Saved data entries
## begin
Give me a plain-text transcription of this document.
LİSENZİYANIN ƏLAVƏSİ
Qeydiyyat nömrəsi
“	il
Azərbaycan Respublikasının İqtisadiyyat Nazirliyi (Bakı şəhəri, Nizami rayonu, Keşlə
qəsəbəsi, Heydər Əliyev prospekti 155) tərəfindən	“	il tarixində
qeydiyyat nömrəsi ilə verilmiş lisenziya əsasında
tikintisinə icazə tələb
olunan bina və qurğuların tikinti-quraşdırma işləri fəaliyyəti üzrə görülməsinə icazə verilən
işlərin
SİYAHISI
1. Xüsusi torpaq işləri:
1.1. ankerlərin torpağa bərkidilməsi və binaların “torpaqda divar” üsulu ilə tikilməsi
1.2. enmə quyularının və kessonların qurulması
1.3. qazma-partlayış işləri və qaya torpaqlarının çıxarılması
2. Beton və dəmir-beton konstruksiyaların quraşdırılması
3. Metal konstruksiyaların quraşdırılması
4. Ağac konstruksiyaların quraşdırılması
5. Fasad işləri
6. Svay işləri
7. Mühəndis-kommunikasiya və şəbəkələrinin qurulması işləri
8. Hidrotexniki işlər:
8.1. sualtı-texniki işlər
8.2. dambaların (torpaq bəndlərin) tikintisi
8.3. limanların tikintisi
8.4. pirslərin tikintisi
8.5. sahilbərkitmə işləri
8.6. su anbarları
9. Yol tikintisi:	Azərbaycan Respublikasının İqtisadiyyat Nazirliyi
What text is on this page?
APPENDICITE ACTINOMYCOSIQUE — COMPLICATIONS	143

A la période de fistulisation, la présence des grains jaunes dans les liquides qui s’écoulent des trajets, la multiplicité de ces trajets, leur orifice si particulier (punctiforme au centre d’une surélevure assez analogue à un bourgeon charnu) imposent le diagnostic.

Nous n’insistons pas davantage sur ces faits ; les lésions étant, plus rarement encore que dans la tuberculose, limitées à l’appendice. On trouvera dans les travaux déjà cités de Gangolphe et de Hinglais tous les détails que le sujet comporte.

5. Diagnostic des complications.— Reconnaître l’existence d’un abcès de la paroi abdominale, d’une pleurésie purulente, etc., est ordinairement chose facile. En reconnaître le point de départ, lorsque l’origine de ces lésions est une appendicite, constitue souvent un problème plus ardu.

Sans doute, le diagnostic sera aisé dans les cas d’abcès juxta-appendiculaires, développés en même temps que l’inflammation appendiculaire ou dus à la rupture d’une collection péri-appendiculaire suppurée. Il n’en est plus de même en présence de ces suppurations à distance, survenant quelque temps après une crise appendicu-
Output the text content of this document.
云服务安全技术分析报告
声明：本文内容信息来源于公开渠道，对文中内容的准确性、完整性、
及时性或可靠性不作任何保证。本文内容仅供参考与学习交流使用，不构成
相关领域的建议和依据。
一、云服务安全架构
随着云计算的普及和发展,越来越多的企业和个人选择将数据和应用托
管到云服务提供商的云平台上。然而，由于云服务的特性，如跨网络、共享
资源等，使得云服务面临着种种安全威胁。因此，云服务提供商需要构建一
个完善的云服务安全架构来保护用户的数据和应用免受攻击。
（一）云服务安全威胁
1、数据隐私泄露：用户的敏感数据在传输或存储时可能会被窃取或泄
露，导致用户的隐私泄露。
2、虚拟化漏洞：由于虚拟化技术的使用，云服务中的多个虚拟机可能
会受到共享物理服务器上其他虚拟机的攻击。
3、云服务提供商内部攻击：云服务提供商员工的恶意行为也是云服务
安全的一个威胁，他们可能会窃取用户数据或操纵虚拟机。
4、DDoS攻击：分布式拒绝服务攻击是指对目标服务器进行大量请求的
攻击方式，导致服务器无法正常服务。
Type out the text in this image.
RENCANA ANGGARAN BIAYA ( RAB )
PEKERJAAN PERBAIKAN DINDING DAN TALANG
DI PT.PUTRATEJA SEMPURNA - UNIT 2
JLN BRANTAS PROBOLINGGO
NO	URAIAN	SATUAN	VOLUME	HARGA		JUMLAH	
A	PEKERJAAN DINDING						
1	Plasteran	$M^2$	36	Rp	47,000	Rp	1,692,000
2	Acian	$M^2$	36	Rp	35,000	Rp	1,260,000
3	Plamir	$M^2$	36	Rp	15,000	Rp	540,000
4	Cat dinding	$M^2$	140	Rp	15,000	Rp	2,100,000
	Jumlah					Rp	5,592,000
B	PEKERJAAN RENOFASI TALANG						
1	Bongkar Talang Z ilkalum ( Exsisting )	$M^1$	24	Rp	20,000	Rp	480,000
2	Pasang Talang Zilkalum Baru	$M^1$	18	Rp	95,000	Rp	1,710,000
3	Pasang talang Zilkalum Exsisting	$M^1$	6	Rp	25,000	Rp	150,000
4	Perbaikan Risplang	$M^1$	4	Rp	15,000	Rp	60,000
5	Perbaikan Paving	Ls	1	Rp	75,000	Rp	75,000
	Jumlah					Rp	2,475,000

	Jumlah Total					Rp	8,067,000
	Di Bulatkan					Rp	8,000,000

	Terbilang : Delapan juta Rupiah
## end
Report how many lines include the word "lésions". Give nothing but the number.

> _RESPONSE_
2